▶ **STATED TASK**: Copy out the records precisely, omitting pictures.

▶ **MATERIAL PROVIDED**:
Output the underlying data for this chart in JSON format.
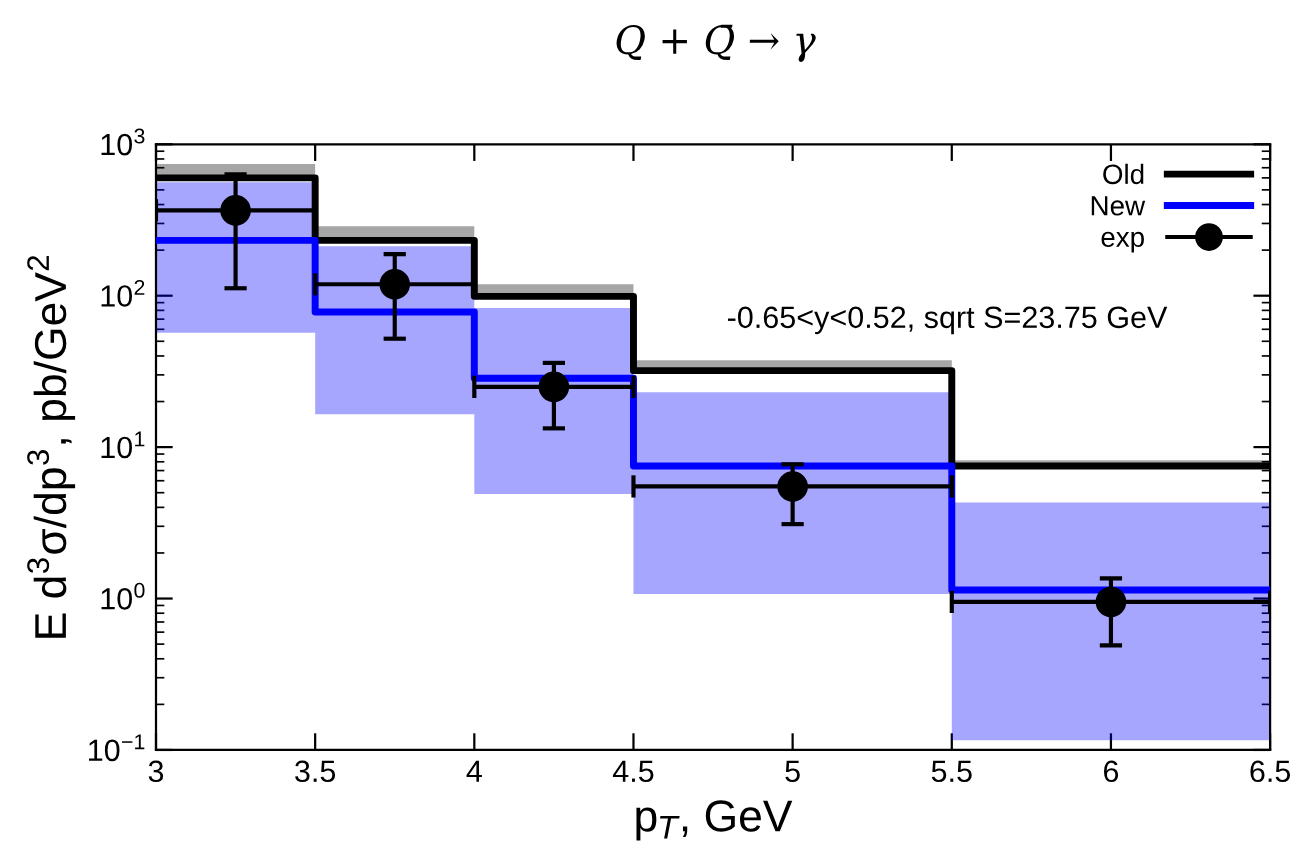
{
  "chart_data": {
    "type": "step",
    "title": "Q + Q̄ → γ",
    "xlabel": "p$_{T}$, GeV",
    "ylabel": "E d$^{3}$σ/dp$^{3}$, pb/GeV$^{2}$",
    "series": [
      {
        "name": "Old",
        "color": "#000000",
        "x": [
          3,
          3.5,
          4,
          4.5,
          5.5,
          6.5
        ],
        "values": [
          600,
          232,
          99,
          32,
          7.5,
          7.5
        ],
        "lower": [
          600,
          232,
          99,
          32,
          7.5,
          7.5
        ],
        "upper": [
          740,
          288,
          119,
          37.5,
          8.2,
          8.2
        ]
      },
      {
        "name": "New",
        "color": "#0000ff",
        "x": [
          3,
          3.5,
          4,
          4.5,
          5.5,
          6.5
        ],
        "values": [
          232,
          78,
          28.5,
          7.5,
          1.14,
          1.14
        ],
        "lower": [
          57,
          16.5,
          4.9,
          1.07,
          0.116,
          0.116
        ],
        "upper": [
          561,
          212,
          83,
          23,
          4.3,
          4.3
        ]
      },
      {
        "name": "exp",
        "type": "scatter",
        "color": "#000000",
        "marker": "circle",
        "x": [
          3.25,
          3.75,
          4.25,
          5,
          6
        ],
        "values": [
          366,
          119,
          25,
          5.5,
          0.95
        ],
        "errors": [
          [
            112,
            634
          ],
          [
            52,
            188
          ],
          [
            13.3,
            36
          ],
          [
            3.1,
            7.7
          ],
          [
            0.49,
            1.36
          ]
        ],
        "xerrors": [
          0.25,
          0.25,
          0.25,
          0.5,
          0.5
        ]
      }
    ],
    "annotations": [
      "-0.65<y<0.52, sqrt S=23.75 GeV"
    ],
    "log": "y",
    "xlim": [
      3,
      6.5
    ],
    "xticks": [
      3,
      3.5,
      4,
      4.5,
      5,
      5.5,
      6,
      6.5
    ],
    "ylim": [
      0.1,
      1000
    ],
    "yticks": [
      {
        "value": 0.1,
        "label": "10$^{−1}$"
      },
      {
        "value": 1,
        "label": "10$^{0}$"
      },
      {
        "value": 10,
        "label": "10$^{1}$"
      },
      {
        "value": 100,
        "label": "10$^{2}$"
      },
      {
        "value": 1000,
        "label": "10$^{3}$"
      }
    ],
    "legend": "top right"
  }
}
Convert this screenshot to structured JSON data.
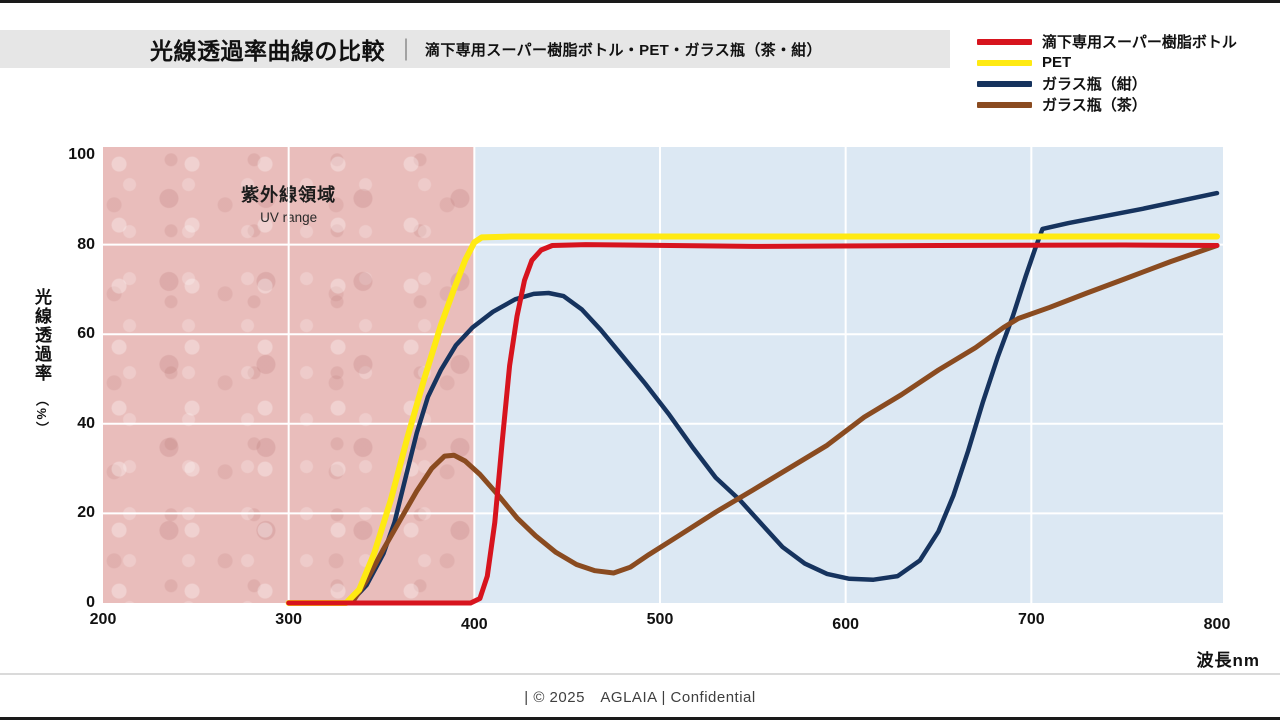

▶ **RESULT**:
Output the underlying data for this chart in JSON format.
{
  "chart_data": {
    "type": "step",
    "title": "Q + Q̄ → γ",
    "xlabel": "p$_{T}$, GeV",
    "ylabel": "E d$^{3}$σ/dp$^{3}$, pb/GeV$^{2}$",
    "series": [
      {
        "name": "Old",
        "color": "#000000",
        "x": [
          3,
          3.5,
          4,
          4.5,
          5.5,
          6.5
        ],
        "values": [
          600,
          232,
          99,
          32,
          7.5,
          7.5
        ],
        "lower": [
          600,
          232,
          99,
          32,
          7.5,
          7.5
        ],
        "upper": [
          740,
          288,
          119,
          37.5,
          8.2,
          8.2
        ]
      },
      {
        "name": "New",
        "color": "#0000ff",
        "x": [
          3,
          3.5,
          4,
          4.5,
          5.5,
          6.5
        ],
        "values": [
          232,
          78,
          28.5,
          7.5,
          1.14,
          1.14
        ],
        "lower": [
          57,
          16.5,
          4.9,
          1.07,
          0.116,
          0.116
        ],
        "upper": [
          561,
          212,
          83,
          23,
          4.3,
          4.3
        ]
      },
      {
        "name": "exp",
        "type": "scatter",
        "color": "#000000",
        "marker": "circle",
        "x": [
          3.25,
          3.75,
          4.25,
          5,
          6
        ],
        "values": [
          366,
          119,
          25,
          5.5,
          0.95
        ],
        "errors": [
          [
            112,
            634
          ],
          [
            52,
            188
          ],
          [
            13.3,
            36
          ],
          [
            3.1,
            7.7
          ],
          [
            0.49,
            1.36
          ]
        ],
        "xerrors": [
          0.25,
          0.25,
          0.25,
          0.5,
          0.5
        ]
      }
    ],
    "annotations": [
      "-0.65<y<0.52, sqrt S=23.75 GeV"
    ],
    "log": "y",
    "xlim": [
      3,
      6.5
    ],
    "xticks": [
      3,
      3.5,
      4,
      4.5,
      5,
      5.5,
      6,
      6.5
    ],
    "ylim": [
      0.1,
      1000
    ],
    "yticks": [
      {
        "value": 0.1,
        "label": "10$^{−1}$"
      },
      {
        "value": 1,
        "label": "10$^{0}$"
      },
      {
        "value": 10,
        "label": "10$^{1}$"
      },
      {
        "value": 100,
        "label": "10$^{2}$"
      },
      {
        "value": 1000,
        "label": "10$^{3}$"
      }
    ],
    "legend": "top right"
  }
}
Convert this screenshot to structured JSON data.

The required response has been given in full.